OBJECTIVE
In the entries that follow, find the word "this" and report each line it is on.

:: GIVEN RECORDS

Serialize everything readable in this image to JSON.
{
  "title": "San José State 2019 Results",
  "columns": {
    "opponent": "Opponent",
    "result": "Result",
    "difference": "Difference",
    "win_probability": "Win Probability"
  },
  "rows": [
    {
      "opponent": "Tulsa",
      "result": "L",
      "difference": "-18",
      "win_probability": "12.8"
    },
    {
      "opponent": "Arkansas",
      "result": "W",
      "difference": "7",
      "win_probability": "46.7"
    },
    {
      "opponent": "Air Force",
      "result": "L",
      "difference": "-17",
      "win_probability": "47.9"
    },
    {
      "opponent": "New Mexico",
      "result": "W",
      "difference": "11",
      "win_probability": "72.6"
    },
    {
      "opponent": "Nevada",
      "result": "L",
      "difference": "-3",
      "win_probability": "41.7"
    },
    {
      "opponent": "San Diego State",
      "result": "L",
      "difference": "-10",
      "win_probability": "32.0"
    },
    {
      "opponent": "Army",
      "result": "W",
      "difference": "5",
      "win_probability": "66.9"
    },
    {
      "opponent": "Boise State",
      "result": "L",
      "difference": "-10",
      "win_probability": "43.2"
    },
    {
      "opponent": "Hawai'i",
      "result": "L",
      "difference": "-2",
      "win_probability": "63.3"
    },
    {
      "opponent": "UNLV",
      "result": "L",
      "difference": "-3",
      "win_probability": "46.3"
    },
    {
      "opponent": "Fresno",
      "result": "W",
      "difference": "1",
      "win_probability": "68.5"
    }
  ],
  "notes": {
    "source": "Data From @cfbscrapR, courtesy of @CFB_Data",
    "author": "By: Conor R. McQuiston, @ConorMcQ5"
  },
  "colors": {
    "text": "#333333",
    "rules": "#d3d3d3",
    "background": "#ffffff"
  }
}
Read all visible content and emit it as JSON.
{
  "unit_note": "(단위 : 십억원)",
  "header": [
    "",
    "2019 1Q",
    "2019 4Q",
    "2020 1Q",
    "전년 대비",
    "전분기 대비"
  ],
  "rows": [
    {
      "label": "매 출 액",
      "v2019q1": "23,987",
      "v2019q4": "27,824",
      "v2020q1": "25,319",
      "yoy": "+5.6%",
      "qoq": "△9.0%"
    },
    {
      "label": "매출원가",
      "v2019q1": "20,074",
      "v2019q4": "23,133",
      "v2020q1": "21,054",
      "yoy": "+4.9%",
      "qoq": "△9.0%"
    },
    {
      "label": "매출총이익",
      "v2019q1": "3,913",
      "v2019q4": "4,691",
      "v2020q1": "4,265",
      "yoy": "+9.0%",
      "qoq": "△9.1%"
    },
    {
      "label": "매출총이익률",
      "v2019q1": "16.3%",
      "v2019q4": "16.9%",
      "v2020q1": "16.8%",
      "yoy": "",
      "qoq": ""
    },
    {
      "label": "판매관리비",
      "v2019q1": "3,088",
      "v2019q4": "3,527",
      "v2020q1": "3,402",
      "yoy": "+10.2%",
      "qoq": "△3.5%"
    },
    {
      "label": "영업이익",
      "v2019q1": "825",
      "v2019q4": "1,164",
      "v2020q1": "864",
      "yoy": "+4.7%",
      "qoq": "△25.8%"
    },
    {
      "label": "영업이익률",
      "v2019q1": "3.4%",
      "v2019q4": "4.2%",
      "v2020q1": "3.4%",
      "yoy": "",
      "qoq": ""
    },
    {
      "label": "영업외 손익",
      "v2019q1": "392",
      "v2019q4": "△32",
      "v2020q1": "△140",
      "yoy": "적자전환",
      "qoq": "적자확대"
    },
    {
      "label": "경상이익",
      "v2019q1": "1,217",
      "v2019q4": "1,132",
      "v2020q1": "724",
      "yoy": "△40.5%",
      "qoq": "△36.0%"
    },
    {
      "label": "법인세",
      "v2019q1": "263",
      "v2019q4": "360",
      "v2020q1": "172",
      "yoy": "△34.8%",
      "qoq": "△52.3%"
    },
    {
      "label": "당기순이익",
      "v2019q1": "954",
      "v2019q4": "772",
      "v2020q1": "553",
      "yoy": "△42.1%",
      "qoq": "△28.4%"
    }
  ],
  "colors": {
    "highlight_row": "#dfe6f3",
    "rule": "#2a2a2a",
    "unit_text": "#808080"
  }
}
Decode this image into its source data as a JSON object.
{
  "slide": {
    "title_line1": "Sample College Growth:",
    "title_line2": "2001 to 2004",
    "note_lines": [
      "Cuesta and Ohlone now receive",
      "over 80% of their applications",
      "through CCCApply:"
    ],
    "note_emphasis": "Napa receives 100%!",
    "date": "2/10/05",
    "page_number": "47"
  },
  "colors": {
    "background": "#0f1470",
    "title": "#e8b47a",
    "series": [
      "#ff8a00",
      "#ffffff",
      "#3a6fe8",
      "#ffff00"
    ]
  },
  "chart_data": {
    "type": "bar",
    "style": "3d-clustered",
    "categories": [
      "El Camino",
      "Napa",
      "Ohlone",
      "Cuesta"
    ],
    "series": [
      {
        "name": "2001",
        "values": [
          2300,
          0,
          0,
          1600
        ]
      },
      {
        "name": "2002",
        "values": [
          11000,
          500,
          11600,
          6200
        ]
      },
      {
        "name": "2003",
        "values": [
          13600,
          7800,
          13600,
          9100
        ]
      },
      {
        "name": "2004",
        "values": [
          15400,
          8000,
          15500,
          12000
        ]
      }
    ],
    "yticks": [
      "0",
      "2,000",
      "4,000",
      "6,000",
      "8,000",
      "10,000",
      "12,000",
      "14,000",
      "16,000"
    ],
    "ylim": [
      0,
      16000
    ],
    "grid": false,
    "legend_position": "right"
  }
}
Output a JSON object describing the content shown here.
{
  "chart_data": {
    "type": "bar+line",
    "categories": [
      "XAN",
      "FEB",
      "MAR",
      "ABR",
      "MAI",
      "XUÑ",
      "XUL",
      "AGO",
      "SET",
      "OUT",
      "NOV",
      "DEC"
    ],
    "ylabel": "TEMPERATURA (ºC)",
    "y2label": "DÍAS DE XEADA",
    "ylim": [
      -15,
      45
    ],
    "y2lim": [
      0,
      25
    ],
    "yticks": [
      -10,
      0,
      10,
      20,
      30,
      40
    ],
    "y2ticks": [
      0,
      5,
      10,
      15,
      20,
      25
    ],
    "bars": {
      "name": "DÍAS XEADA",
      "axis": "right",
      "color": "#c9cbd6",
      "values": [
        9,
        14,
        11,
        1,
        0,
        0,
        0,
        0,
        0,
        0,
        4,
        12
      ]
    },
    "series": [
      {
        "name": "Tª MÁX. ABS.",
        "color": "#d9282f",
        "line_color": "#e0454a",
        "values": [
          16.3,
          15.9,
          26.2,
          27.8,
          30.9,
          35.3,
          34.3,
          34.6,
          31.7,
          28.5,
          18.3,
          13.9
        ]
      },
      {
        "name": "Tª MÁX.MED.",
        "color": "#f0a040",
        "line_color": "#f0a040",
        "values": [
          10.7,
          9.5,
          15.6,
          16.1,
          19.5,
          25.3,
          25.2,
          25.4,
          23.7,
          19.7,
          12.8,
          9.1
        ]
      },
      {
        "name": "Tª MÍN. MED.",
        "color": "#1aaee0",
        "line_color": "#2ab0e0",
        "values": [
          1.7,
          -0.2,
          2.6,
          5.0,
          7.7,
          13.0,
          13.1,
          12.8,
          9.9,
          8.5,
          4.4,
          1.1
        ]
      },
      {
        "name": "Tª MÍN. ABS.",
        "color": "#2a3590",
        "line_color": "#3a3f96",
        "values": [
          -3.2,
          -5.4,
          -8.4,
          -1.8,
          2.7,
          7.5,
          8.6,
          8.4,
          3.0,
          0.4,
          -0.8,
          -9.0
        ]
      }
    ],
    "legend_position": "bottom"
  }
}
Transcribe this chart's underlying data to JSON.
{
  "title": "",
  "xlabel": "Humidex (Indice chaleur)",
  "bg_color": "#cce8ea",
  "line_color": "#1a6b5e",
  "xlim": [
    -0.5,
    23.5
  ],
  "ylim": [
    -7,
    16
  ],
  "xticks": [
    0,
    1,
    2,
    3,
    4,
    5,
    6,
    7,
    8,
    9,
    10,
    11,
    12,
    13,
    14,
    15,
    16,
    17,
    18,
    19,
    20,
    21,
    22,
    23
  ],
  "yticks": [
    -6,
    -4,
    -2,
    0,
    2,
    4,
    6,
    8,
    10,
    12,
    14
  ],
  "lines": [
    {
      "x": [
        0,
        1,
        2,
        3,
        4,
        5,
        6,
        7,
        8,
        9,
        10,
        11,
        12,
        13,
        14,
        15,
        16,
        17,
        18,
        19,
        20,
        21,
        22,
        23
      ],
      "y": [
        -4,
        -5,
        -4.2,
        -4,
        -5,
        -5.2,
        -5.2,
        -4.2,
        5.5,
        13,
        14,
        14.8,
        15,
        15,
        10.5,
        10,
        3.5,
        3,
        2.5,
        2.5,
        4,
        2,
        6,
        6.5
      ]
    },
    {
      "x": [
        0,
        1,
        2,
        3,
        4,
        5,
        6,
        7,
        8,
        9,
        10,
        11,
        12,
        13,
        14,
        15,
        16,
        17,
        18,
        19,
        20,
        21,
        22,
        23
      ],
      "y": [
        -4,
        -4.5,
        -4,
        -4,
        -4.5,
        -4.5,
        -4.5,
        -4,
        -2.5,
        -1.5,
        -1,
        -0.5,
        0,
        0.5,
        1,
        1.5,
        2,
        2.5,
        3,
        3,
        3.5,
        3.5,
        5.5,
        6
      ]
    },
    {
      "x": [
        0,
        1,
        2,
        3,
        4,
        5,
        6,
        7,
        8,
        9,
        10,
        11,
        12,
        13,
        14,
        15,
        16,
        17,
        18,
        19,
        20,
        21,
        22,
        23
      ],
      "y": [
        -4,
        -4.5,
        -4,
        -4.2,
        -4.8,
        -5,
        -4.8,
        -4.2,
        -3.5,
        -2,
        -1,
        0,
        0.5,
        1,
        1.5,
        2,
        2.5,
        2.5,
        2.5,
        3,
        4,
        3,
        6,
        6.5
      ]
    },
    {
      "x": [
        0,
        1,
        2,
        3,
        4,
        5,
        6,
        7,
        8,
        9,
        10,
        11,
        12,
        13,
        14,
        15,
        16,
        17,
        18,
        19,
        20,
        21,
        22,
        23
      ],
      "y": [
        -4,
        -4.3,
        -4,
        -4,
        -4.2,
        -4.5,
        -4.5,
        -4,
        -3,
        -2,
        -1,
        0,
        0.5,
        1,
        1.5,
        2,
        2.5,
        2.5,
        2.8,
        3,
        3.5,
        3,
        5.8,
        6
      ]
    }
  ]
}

::::

EXERCISE SOLUTION
Serialize everything readable in this image to JSON.
Decode this image into its source data as a JSON object.
Transcribe this chart's underlying data to JSON.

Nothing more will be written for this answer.